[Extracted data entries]
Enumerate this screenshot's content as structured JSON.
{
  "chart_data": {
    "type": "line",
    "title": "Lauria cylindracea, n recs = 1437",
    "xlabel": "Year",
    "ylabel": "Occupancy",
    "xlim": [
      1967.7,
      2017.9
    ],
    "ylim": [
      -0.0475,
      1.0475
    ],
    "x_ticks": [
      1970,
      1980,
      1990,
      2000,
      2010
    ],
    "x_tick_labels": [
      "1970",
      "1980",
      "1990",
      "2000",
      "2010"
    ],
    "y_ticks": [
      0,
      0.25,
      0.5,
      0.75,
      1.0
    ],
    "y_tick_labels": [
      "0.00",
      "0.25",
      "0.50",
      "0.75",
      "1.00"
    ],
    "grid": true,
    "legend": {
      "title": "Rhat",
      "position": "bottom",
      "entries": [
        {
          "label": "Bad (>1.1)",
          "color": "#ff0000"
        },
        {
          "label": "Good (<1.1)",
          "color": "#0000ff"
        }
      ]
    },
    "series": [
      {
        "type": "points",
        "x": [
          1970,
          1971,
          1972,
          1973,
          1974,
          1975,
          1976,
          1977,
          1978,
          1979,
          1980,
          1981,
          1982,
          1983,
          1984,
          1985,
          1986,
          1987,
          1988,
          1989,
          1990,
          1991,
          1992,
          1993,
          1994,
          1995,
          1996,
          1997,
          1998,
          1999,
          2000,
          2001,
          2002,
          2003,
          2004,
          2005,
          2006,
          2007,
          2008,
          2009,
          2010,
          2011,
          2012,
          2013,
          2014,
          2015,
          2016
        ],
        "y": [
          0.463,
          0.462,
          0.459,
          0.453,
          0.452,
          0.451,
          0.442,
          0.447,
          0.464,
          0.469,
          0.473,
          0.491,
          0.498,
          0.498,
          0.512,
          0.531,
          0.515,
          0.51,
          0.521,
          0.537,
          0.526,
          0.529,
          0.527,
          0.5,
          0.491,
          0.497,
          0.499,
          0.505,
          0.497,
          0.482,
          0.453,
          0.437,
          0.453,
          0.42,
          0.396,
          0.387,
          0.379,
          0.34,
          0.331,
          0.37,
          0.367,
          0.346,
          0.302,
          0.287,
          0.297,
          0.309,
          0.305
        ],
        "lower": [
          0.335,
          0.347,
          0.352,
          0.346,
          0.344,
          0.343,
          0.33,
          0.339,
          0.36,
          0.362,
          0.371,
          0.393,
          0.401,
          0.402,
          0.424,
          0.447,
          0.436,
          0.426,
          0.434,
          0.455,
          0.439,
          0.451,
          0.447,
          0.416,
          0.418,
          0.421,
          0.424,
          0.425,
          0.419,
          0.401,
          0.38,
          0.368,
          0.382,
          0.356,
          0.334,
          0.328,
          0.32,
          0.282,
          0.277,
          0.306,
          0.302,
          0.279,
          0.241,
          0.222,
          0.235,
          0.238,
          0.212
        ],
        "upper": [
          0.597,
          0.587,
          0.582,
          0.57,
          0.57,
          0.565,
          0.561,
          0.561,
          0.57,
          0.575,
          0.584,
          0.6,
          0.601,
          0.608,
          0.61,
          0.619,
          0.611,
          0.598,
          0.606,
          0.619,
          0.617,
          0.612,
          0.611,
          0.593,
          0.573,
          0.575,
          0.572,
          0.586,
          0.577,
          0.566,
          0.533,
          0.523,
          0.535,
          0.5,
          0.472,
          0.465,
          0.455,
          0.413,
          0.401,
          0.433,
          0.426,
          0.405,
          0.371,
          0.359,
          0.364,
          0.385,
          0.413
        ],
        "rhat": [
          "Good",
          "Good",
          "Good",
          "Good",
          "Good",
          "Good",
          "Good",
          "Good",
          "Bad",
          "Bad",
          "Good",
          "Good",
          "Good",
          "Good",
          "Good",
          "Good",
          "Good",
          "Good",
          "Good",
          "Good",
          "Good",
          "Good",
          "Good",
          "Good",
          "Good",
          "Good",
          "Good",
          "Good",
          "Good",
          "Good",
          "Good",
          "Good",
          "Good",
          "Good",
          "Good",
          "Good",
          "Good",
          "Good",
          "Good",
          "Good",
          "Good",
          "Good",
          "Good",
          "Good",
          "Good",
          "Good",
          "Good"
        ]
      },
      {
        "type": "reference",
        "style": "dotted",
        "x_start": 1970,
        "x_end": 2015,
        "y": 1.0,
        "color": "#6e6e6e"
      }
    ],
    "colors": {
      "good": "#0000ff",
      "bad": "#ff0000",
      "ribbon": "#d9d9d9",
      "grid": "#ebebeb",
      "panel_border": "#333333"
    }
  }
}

▶ **Work required**: Transcribe each entry precisely, missing none.

▶ **Written answer**:
Enumerate this screenshot's content as structured JSON.
{
  "chart_data": {
    "type": "line",
    "title": "Lauria cylindracea, n recs = 1437",
    "xlabel": "Year",
    "ylabel": "Occupancy",
    "xlim": [
      1967.7,
      2017.9
    ],
    "ylim": [
      -0.0475,
      1.0475
    ],
    "x_ticks": [
      1970,
      1980,
      1990,
      2000,
      2010
    ],
    "x_tick_labels": [
      "1970",
      "1980",
      "1990",
      "2000",
      "2010"
    ],
    "y_ticks": [
      0,
      0.25,
      0.5,
      0.75,
      1.0
    ],
    "y_tick_labels": [
      "0.00",
      "0.25",
      "0.50",
      "0.75",
      "1.00"
    ],
    "grid": true,
    "legend": {
      "title": "Rhat",
      "position": "bottom",
      "entries": [
        {
          "label": "Bad (>1.1)",
          "color": "#ff0000"
        },
        {
          "label": "Good (<1.1)",
          "color": "#0000ff"
        }
      ]
    },
    "series": [
      {
        "type": "points",
        "x": [
          1970,
          1971,
          1972,
          1973,
          1974,
          1975,
          1976,
          1977,
          1978,
          1979,
          1980,
          1981,
          1982,
          1983,
          1984,
          1985,
          1986,
          1987,
          1988,
          1989,
          1990,
          1991,
          1992,
          1993,
          1994,
          1995,
          1996,
          1997,
          1998,
          1999,
          2000,
          2001,
          2002,
          2003,
          2004,
          2005,
          2006,
          2007,
          2008,
          2009,
          2010,
          2011,
          2012,
          2013,
          2014,
          2015,
          2016
        ],
        "y": [
          0.463,
          0.462,
          0.459,
          0.453,
          0.452,
          0.451,
          0.442,
          0.447,
          0.464,
          0.469,
          0.473,
          0.491,
          0.498,
          0.498,
          0.512,
          0.531,
          0.515,
          0.51,
          0.521,
          0.537,
          0.526,
          0.529,
          0.527,
          0.5,
          0.491,
          0.497,
          0.499,
          0.505,
          0.497,
          0.482,
          0.453,
          0.437,
          0.453,
          0.42,
          0.396,
          0.387,
          0.379,
          0.34,
          0.331,
          0.37,
          0.367,
          0.346,
          0.302,
          0.287,
          0.297,
          0.309,
          0.305
        ],
        "lower": [
          0.335,
          0.347,
          0.352,
          0.346,
          0.344,
          0.343,
          0.33,
          0.339,
          0.36,
          0.362,
          0.371,
          0.393,
          0.401,
          0.402,
          0.424,
          0.447,
          0.436,
          0.426,
          0.434,
          0.455,
          0.439,
          0.451,
          0.447,
          0.416,
          0.418,
          0.421,
          0.424,
          0.425,
          0.419,
          0.401,
          0.38,
          0.368,
          0.382,
          0.356,
          0.334,
          0.328,
          0.32,
          0.282,
          0.277,
          0.306,
          0.302,
          0.279,
          0.241,
          0.222,
          0.235,
          0.238,
          0.212
        ],
        "upper": [
          0.597,
          0.587,
          0.582,
          0.57,
          0.57,
          0.565,
          0.561,
          0.561,
          0.57,
          0.575,
          0.584,
          0.6,
          0.601,
          0.608,
          0.61,
          0.619,
          0.611,
          0.598,
          0.606,
          0.619,
          0.617,
          0.612,
          0.611,
          0.593,
          0.573,
          0.575,
          0.572,
          0.586,
          0.577,
          0.566,
          0.533,
          0.523,
          0.535,
          0.5,
          0.472,
          0.465,
          0.455,
          0.413,
          0.401,
          0.433,
          0.426,
          0.405,
          0.371,
          0.359,
          0.364,
          0.385,
          0.413
        ],
        "rhat": [
          "Good",
          "Good",
          "Good",
          "Good",
          "Good",
          "Good",
          "Good",
          "Good",
          "Bad",
          "Bad",
          "Good",
          "Good",
          "Good",
          "Good",
          "Good",
          "Good",
          "Good",
          "Good",
          "Good",
          "Good",
          "Good",
          "Good",
          "Good",
          "Good",
          "Good",
          "Good",
          "Good",
          "Good",
          "Good",
          "Good",
          "Good",
          "Good",
          "Good",
          "Good",
          "Good",
          "Good",
          "Good",
          "Good",
          "Good",
          "Good",
          "Good",
          "Good",
          "Good",
          "Good",
          "Good",
          "Good",
          "Good"
        ]
      },
      {
        "type": "reference",
        "style": "dotted",
        "x_start": 1970,
        "x_end": 2015,
        "y": 1.0,
        "color": "#6e6e6e"
      }
    ],
    "colors": {
      "good": "#0000ff",
      "bad": "#ff0000",
      "ribbon": "#d9d9d9",
      "grid": "#ebebeb",
      "panel_border": "#333333"
    }
  }
}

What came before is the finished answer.